What to work on: Filter the records for lines holding the string "工艺路线".

Rows:
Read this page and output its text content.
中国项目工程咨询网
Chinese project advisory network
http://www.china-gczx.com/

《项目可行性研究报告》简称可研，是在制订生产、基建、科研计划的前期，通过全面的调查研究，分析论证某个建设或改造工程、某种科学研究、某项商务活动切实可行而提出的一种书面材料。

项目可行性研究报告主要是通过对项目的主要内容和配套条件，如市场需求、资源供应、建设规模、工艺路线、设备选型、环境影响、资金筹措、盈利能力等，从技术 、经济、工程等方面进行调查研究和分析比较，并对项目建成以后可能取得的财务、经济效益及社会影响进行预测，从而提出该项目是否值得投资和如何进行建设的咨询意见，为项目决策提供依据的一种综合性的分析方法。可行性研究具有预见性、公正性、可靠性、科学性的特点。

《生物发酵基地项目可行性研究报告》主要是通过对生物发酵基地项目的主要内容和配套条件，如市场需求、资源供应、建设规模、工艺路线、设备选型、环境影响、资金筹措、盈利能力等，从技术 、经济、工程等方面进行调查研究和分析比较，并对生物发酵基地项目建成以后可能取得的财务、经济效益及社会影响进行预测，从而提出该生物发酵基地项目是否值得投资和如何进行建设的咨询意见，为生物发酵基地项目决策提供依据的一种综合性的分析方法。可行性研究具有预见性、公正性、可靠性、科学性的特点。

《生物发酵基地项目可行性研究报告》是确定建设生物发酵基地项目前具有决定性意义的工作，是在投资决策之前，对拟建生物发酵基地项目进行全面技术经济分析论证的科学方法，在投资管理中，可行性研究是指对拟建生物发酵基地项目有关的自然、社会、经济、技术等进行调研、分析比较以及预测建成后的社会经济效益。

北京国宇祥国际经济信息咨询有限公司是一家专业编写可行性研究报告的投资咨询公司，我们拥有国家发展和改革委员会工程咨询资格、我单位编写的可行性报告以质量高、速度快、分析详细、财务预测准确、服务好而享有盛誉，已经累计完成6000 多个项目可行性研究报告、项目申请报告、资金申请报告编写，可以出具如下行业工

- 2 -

Task solution:
项目可行性研究报告主要是通过对项目的主要内容和配套条件，如市场需求、资源供应、建设规模、工艺路线、设备选型、环境影响、资金筹措、盈利能力等，从技术 、经济、工程等方面进行调查研究和分析比较，并对项目建成以后可能取得的财务、经济效益及社会影响进行预测，从而提出该项目是否值得投资和如何进行建设的咨询意见，为项目决策提供依据的一种综合性的分析方法。可行性研究具有预见性、公正性、可靠性、科学性的特点。
《生物发酵基地项目可行性研究报告》主要是通过对生物发酵基地项目的主要内容和配套条件，如市场需求、资源供应、建设规模、工艺路线、设备选型、环境影响、资金筹措、盈利能力等，从技术 、经济、工程等方面进行调查研究和分析比较，并对生物发酵基地项目建成以后可能取得的财务、经济效益及社会影响进行预测，从而提出该生物发酵基地项目是否值得投资和如何进行建设的咨询意见，为生物发酵基地项目决策提供依据的一种综合性的分析方法。可行性研究具有预见性、公正性、可靠性、科学性的特点。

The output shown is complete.